* **Entries with figure data**
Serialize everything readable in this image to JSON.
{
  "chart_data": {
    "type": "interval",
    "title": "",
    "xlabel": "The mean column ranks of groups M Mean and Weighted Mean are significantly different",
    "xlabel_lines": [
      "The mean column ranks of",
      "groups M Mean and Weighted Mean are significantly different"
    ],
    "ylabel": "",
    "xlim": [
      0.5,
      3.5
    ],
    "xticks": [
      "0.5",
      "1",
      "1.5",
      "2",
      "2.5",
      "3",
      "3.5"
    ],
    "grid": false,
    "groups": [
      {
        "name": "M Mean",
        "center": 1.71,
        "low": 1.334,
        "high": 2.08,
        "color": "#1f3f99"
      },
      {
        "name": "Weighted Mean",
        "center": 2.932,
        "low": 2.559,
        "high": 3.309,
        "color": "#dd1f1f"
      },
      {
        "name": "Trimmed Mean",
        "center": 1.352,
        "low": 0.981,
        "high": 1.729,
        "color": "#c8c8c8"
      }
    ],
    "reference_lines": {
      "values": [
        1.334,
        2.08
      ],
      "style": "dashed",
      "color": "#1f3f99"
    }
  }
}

* **Your task**
Go through the data above and find the lines with the word "different". Copy each of those lines.

* **Solution for this problem**
    "xlabel": "The mean column ranks of groups M Mean and Weighted Mean are significantly different",
      "groups M Mean and Weighted Mean are significantly different"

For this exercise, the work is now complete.